Tâches à réaliser:
• 1. Dans l'extrait sur la foi dans l'Université, quelle traduction française accompagne la phrase latine « Qui non crediderit condemnibitur » ?
• 2. Poursuivez l'extrait sur la foi dans l'Université en reprenant juste après sa dernière phrase.

Texte cité:

Le dialogue n’a pas été tenu entre tel élève et tel proviseur, je l’admets; mais quel professeur de l’Université, quel maître d’études surtout pourra affirmer que bien des dialogues de ce genre n’ont pas été tenus entre élèves? Ils sont trop dans la nature humaine, pour qu’on puisse assurer qu’ils ne se présentent jamais à la pensée et sur les lèvres des enfants placés dans des situations impossibles.

Indifférence légale du proviseur, comme proviseur; indifférence légale des maîtres d’études, et avec cela vous espérez donner une foi quelconque! Allons donc! mais on sait ce que vous voulez; non seulement vous ne voulez pas la donner, vous voulez la détruire avec vos aumôniers, avec vos enregistrements de compartiments religieux. Et que M. Viguié a raison de dire que le compartiment n’y fait rien! Non, il ne fait rien pour les pères de famille indifférents; mais, pour les pères croyants, avant la charité, le tout du salut c’est la foi: Qui non crediderit condemnibitur; celui qui n’aura pas cru sera damné, n’en déplaise à M. Viguié. Telles sont les dernières paroles de Jésus-Christ, montant au ciel. M. Viguié croit-il à l’Ascension de Notre- Seigneur? Quoi qu’il en soit, pour rester catholique, il faut croire à cette dernière sentence du Fils de Dieu fait homme.

Lignes présentées:
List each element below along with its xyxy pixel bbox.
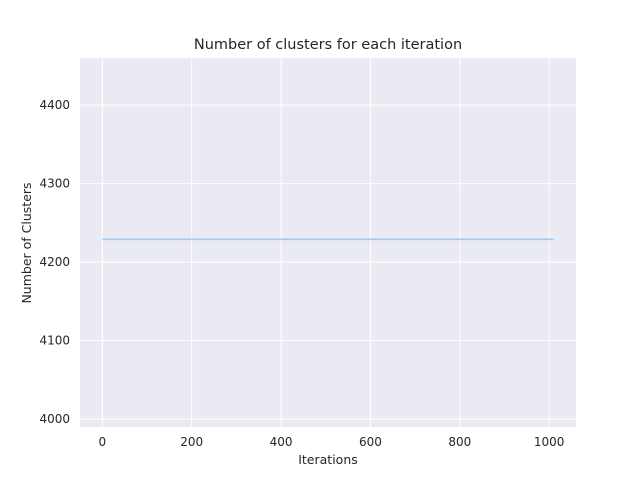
y-tick-label-4000: 4000 bbox=[39, 412, 70, 426]
plot-area bbox=[80, 58, 576, 427]
y-tick-labels: 4000 4100 4200 4300 4400 bbox=[39, 98, 70, 426]
x-tick-label-800: 800 bbox=[448, 435, 471, 449]
x-tick-label-1000: 1000 bbox=[534, 435, 565, 449]
x-tick-label-400: 400 bbox=[270, 435, 293, 449]
x-tick-label-600: 600 bbox=[359, 435, 382, 449]
x-tick-label-200: 200 bbox=[180, 435, 203, 449]
x-tick-labels: 0 200 400 600 800 1000 bbox=[99, 435, 565, 449]
y-tick-label-4300: 4300 bbox=[39, 177, 70, 191]
y-tick-label-4100: 4100 bbox=[39, 334, 70, 348]
y-tick-label-4200: 4200 bbox=[39, 255, 70, 269]
x-gridlines bbox=[101, 58, 550, 427]
y-axis-label: Number of Clusters bbox=[19, 182, 34, 303]
y-tick-label-4400: 4400 bbox=[39, 98, 70, 112]
chart-title: Number of clusters for each iteration bbox=[194, 37, 462, 53]
x-axis-label: Iterations bbox=[298, 452, 358, 467]
y-gridlines bbox=[80, 104, 576, 420]
x-tick-label-0: 0 bbox=[99, 435, 107, 449]
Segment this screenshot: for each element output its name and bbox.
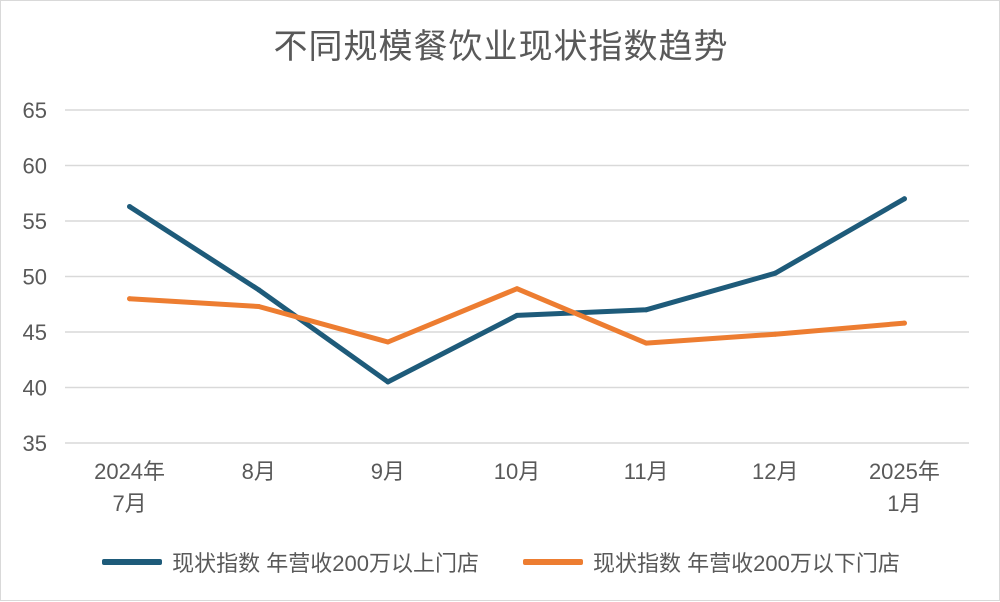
y-tick-label: 50: [23, 265, 47, 290]
y-tick-label: 35: [23, 431, 47, 456]
series-1-point: [514, 312, 520, 318]
series-1-point: [643, 307, 649, 313]
y-tick-label: 45: [23, 320, 47, 345]
series-1-point: [772, 270, 778, 276]
series-1-point: [127, 204, 133, 210]
x-tick-label: 2025年 1月: [869, 459, 940, 516]
legend-item-series-2: 现状指数 年营收200万以下门店: [523, 546, 900, 578]
legend-item-series-1: 现状指数 年营收200万以上门店: [102, 546, 479, 578]
series-1-point: [385, 379, 391, 385]
series-2-point: [127, 296, 133, 302]
y-tick-label: 60: [23, 154, 47, 179]
legend: 现状指数 年营收200万以上门店 现状指数 年营收200万以下门店: [1, 544, 1000, 580]
legend-label-series-2: 现状指数 年营收200万以下门店: [593, 551, 900, 576]
legend-swatch-series-2: [523, 559, 583, 565]
series-2-point: [256, 303, 262, 309]
legend-swatch-series-1: [102, 559, 163, 565]
x-tick-label: 2024年 7月: [94, 459, 165, 516]
series-2-point: [385, 339, 391, 345]
y-tick-label: 65: [23, 98, 47, 123]
y-tick-label: 40: [23, 376, 47, 401]
x-tick-label: 11月: [624, 459, 669, 484]
series-2-point: [901, 320, 907, 326]
x-tick-label: 9月: [371, 459, 405, 484]
series-1-point: [901, 196, 907, 202]
series-2-point: [514, 286, 520, 292]
series-2-point: [772, 331, 778, 337]
x-tick-label: 12月: [752, 459, 798, 484]
x-tick-label: 8月: [242, 459, 276, 484]
legend-label-series-1: 现状指数 年营收200万以上门店: [172, 551, 479, 576]
y-tick-label: 55: [23, 209, 47, 234]
x-tick-label: 10月: [494, 459, 540, 484]
chart-title: 不同规模餐饮业现状指数趋势: [273, 28, 729, 66]
series-1-point: [256, 287, 262, 293]
series-2-point: [643, 340, 649, 346]
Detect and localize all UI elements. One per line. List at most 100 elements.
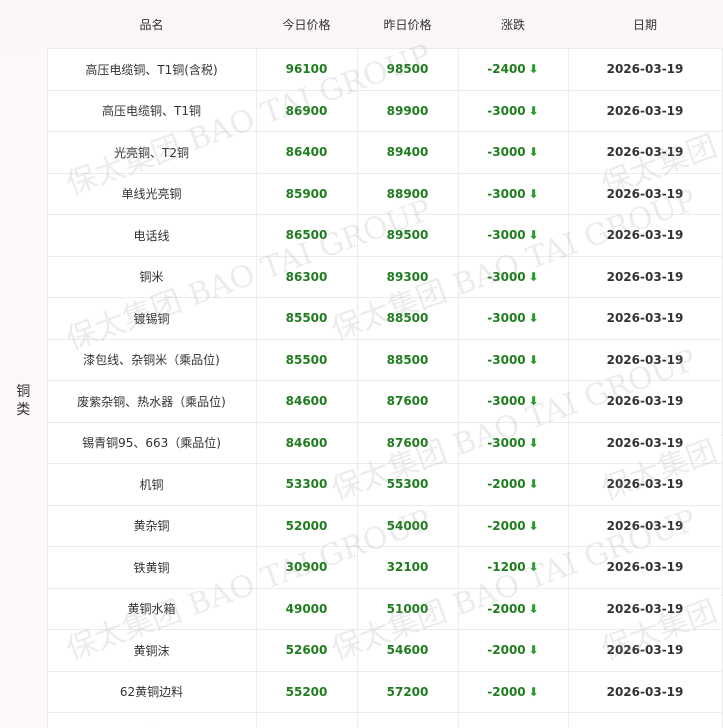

Réponses aux tâches:
• 1. Celui qui n'aura pas cru sera damné.

• 2.
Remarquons, en passant, la touchante harmonie entre les principes rationalistes de M. Viguié et les doctrines rigoureusement universitaires, au dire de M. Sarcey.

Eh bien! M. Viguié sera fatalement dépassé. Comme il a distancé les protestants orthodoxes; au nom du protestantimseme rationaliste, qu’il le veuille ou non, je lui prédis que les rationalistes purs le distanceront à leur tour; c’est déjà fait en Allemagne. Il est impossible que cela ne se fasse pas en France, si M. Sarcey est logique, et je crois qu’il l’est, en même temps qu’il est ancien universitaire. Mais alors, que deviendront les élèves catholiques, protestants, juifs, sous une action aussi délétère? Ce qu’ils deviendront, je l’ai déjà dit, et M. Sarcey le confirme: les louveteaux de la Franc-Maçonnerie.

Il était bon pour M. Sarcey de changer à la louange de M. l’aumônier catholique, qui est un honnête et digne ecclésiastique, que c’est lui qui le premier comprit…; enfin M. l’aumônier aurait pris l’initiative d’envoyer les élèves catholiques à l’enterrement de M. Cazeaux. M. l’aumônier s’en défend. Restera-t-il toujours alors un honnête et digne ecclésiastique aux yeux de M. Sarcey? Son honnêteté et sa dignité me semblent bien compromises au XIXe Siècle. Pour moi, je sais bien que si M. Sarcey m’appelait jamais honnête et digne, je courrais vite me confesser de quelque trahison à mes devoirs de prêtre; quand je ne la connaîtrais pas, je devrais l’avoir commise pour que M. Sarcey fît mon éloge.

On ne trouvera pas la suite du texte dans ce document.